▶ **Available records**:
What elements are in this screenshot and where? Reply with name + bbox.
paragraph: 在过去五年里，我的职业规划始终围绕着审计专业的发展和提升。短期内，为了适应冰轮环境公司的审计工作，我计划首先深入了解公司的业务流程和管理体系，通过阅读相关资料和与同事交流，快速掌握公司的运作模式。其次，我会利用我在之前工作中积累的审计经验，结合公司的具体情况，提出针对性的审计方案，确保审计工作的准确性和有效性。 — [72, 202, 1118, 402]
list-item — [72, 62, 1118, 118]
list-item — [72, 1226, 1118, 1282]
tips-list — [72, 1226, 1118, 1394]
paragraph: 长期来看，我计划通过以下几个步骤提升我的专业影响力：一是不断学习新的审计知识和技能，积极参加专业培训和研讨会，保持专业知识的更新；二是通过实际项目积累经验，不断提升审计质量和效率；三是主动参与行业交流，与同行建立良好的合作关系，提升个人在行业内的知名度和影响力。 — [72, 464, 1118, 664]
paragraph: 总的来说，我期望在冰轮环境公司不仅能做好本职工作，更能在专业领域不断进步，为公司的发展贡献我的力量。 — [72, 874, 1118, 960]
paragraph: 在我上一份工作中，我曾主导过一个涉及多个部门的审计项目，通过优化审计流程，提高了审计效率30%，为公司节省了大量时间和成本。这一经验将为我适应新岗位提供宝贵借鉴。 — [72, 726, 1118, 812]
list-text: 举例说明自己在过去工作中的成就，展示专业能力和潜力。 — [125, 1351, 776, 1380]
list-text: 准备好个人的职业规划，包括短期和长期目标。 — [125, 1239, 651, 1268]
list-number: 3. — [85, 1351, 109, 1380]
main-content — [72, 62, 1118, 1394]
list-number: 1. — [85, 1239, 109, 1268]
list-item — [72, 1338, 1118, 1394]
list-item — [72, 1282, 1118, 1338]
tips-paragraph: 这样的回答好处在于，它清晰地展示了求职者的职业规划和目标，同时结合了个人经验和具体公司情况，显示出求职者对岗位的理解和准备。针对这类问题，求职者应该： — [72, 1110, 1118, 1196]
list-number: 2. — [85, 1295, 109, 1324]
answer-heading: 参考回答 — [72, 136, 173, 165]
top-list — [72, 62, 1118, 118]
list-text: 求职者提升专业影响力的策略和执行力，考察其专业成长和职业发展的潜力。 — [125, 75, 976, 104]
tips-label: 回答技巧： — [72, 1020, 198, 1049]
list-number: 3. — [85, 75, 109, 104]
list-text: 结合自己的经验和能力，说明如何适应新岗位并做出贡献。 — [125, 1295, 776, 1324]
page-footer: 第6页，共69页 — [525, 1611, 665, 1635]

...

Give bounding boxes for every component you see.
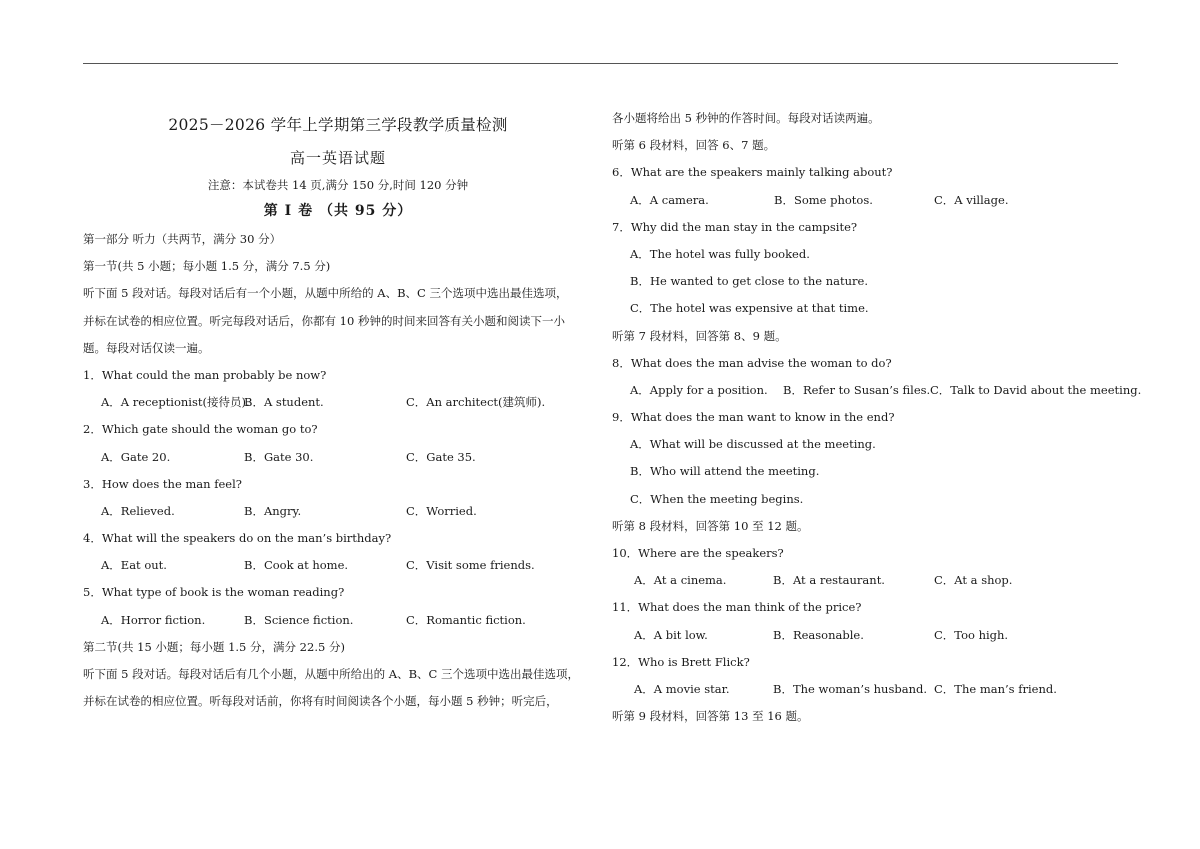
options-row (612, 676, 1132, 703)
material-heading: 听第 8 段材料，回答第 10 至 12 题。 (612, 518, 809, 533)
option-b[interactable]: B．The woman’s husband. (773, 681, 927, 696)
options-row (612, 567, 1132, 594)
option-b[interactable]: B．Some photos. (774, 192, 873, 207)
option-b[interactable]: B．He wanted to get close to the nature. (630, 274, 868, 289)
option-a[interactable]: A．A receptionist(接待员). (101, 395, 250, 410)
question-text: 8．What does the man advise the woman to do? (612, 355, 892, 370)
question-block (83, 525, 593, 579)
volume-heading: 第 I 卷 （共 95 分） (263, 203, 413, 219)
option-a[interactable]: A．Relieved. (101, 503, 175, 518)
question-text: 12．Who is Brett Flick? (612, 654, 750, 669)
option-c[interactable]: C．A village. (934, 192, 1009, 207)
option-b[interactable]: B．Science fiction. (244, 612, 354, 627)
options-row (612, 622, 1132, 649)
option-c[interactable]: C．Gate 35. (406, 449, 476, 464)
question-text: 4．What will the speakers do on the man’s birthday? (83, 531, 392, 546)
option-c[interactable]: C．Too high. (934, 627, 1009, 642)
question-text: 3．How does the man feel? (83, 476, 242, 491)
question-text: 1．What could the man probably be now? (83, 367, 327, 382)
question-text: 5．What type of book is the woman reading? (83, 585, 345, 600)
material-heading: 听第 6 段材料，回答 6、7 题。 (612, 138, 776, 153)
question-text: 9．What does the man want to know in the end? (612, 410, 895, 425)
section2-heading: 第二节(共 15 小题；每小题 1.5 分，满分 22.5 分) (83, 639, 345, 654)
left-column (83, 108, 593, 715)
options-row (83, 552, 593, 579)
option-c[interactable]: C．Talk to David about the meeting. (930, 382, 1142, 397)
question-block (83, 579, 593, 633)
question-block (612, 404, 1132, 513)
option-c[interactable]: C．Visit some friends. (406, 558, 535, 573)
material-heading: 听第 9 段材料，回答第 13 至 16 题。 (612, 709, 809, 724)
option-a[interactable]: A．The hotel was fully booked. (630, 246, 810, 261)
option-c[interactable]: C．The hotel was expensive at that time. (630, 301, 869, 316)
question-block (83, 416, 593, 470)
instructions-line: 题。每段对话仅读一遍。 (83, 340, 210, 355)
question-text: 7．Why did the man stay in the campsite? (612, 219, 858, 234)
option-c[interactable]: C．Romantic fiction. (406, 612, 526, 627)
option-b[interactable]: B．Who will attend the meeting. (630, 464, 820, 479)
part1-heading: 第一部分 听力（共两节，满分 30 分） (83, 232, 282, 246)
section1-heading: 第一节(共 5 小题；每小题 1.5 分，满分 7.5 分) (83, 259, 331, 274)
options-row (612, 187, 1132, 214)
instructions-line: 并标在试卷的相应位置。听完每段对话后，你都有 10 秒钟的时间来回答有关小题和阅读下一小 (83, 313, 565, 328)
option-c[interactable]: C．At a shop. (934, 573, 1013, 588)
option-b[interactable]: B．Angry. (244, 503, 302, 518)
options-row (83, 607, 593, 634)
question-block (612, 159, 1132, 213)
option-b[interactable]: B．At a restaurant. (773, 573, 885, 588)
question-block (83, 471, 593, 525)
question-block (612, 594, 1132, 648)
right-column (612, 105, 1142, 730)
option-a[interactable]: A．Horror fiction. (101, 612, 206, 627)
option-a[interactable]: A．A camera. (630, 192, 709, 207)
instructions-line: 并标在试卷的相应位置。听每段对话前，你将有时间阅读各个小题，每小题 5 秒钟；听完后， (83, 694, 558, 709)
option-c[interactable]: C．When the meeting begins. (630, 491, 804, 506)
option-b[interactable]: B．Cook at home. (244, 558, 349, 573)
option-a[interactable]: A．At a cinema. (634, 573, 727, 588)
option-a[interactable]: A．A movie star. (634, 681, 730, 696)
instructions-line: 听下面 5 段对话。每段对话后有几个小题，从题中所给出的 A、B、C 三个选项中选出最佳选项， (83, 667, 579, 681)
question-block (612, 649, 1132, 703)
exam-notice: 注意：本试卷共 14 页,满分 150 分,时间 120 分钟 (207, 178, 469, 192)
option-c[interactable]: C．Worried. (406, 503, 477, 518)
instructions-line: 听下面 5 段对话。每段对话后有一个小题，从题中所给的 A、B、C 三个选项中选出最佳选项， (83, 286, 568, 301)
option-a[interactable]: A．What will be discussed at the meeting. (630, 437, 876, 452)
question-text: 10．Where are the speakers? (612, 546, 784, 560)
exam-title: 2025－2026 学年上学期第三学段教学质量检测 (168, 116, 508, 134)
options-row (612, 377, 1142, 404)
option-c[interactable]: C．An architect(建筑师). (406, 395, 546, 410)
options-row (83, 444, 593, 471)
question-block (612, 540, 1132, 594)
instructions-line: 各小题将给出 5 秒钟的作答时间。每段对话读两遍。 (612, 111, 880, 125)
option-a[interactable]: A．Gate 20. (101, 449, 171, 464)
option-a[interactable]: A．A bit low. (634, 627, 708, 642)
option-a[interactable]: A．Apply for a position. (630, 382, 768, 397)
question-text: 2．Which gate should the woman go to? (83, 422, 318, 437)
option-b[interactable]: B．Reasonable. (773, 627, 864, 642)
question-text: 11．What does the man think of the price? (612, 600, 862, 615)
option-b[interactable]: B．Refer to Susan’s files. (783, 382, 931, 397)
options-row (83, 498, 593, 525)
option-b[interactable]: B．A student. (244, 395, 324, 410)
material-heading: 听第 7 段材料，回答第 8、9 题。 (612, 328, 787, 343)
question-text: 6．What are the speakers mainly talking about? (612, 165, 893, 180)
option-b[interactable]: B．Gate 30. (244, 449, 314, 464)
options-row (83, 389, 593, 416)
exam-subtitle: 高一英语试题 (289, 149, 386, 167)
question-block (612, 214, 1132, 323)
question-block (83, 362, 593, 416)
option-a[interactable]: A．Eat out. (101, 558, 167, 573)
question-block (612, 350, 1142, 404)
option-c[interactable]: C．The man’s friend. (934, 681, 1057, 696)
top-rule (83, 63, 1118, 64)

▶ **What is asked**: Please copy the lines from the one containing "What elements are" through the one containing "tips-list — [72, 1226, 1118, 1394]", without changing anything.

▶ **Solved exercise**:
What elements are in this screenshot and where? Reply with name + bbox.
paragraph: 在过去五年里，我的职业规划始终围绕着审计专业的发展和提升。短期内，为了适应冰轮环境公司的审计工作，我计划首先深入了解公司的业务流程和管理体系，通过阅读相关资料和与同事交流，快速掌握公司的运作模式。其次，我会利用我在之前工作中积累的审计经验，结合公司的具体情况，提出针对性的审计方案，确保审计工作的准确性和有效性。 — [72, 202, 1118, 402]
list-item — [72, 62, 1118, 118]
list-item — [72, 1226, 1118, 1282]
tips-list — [72, 1226, 1118, 1394]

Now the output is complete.